Prompt: Identify, in the records below, every line where the string "diver" appears, and copy each such line.

Stored dataset items
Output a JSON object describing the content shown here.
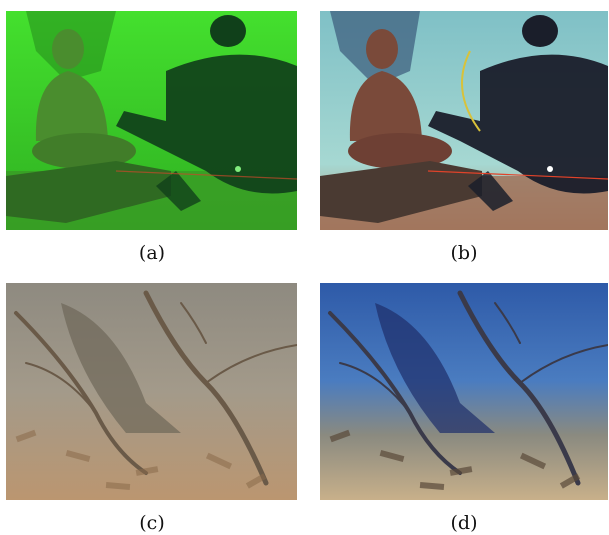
{
  "figure": {
    "panels": [
      {
        "id": "a",
        "caption": "(a)",
        "scene": "buddha-statue-diver",
        "tone": "raw-green-cast",
        "colors": {
          "water": "#3fe02a",
          "deep": "#1f7a18",
          "statue": "#4a8d2e",
          "base": "#2f6a22",
          "floor": "#3a9a25",
          "diver": "#10401a"
        }
      },
      {
        "id": "b",
        "caption": "(b)",
        "scene": "buddha-statue-diver",
        "tone": "enhanced",
        "colors": {
          "water": "#8ec8c8",
          "deep": "#3a5a7a",
          "statue": "#7a4a3a",
          "base": "#4a3a32",
          "floor": "#a0725a",
          "diver": "#1a1e2a"
        }
      },
      {
        "id": "c",
        "caption": "(c)",
        "scene": "tree-branches-leaf-litter",
        "tone": "raw-hazy",
        "colors": {
          "water": "#9a9488",
          "deep": "#6e6658",
          "floor": "#b9966e",
          "branch": "#6a5a48"
        }
      },
      {
        "id": "d",
        "caption": "(d)",
        "scene": "tree-branches-leaf-litter",
        "tone": "enhanced",
        "colors": {
          "water": "#3a64b0",
          "deep": "#1e2e6a",
          "floor": "#c8b08a",
          "branch": "#3a3a4a"
        }
      }
    ]
  }
}
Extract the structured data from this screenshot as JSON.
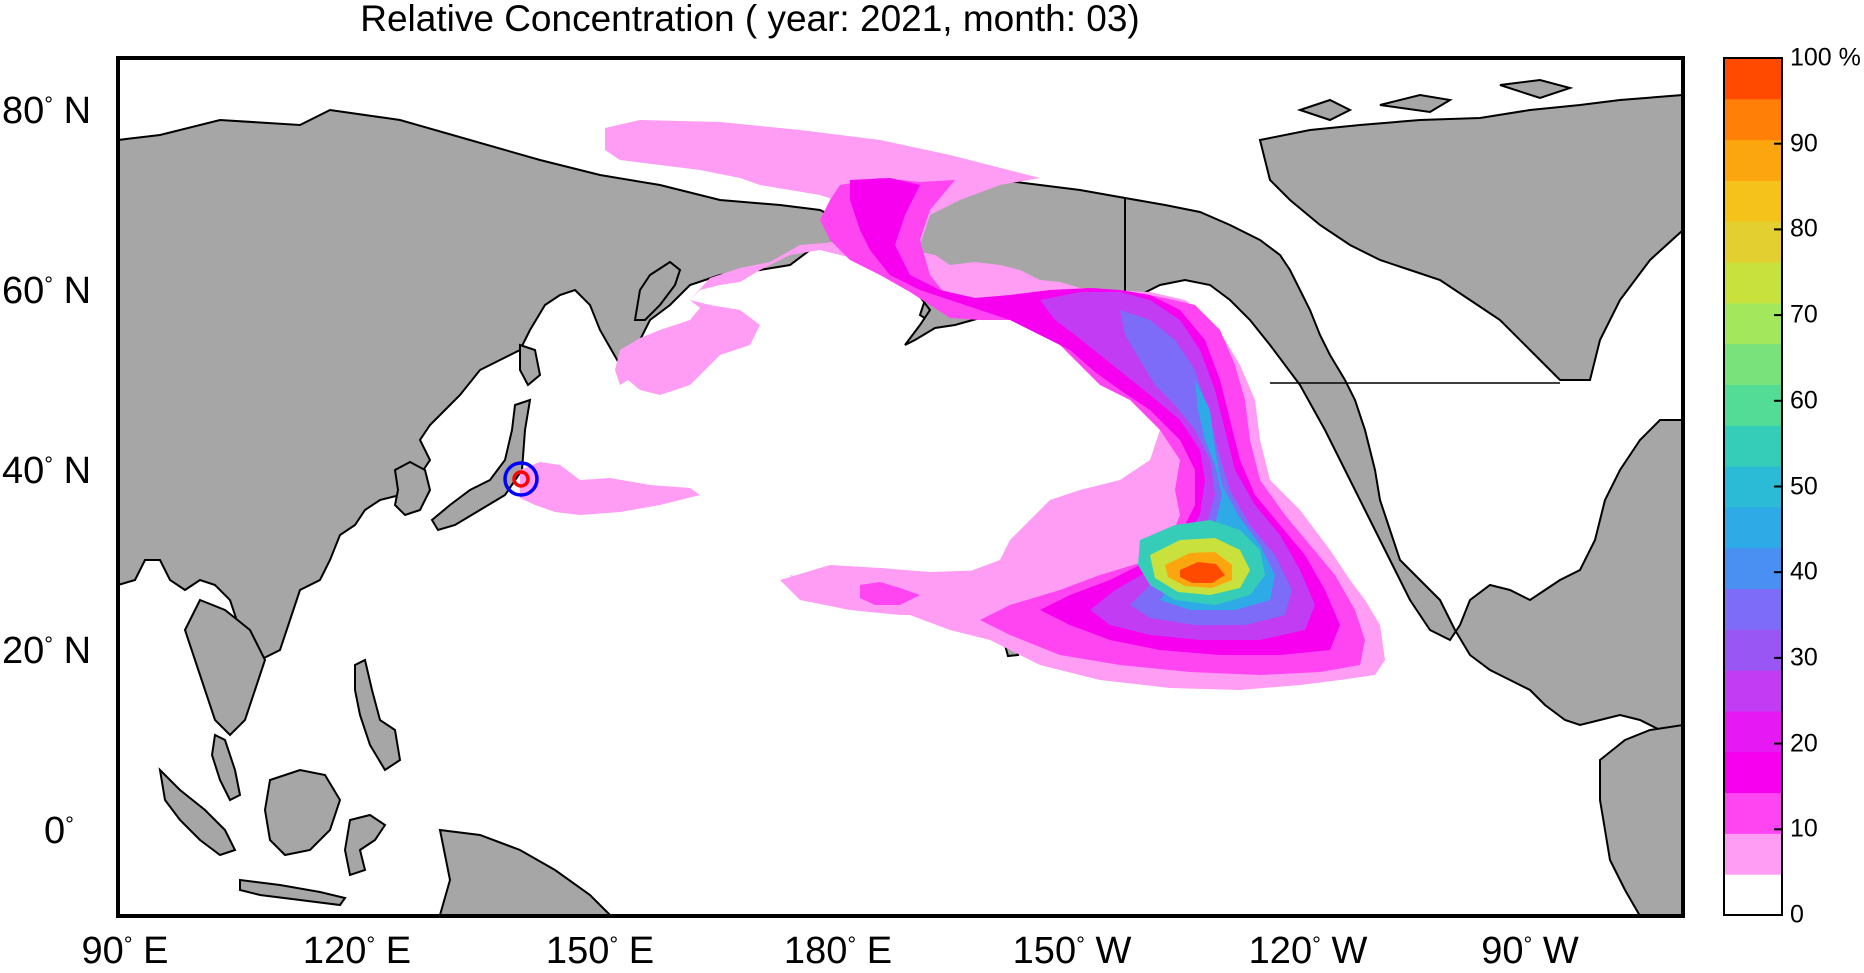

Problem solution:
        "scene": "buddha-statue-diver",
          "diver": "#10401a"
        "scene": "buddha-statue-diver",
          "diver": "#1a1e2a"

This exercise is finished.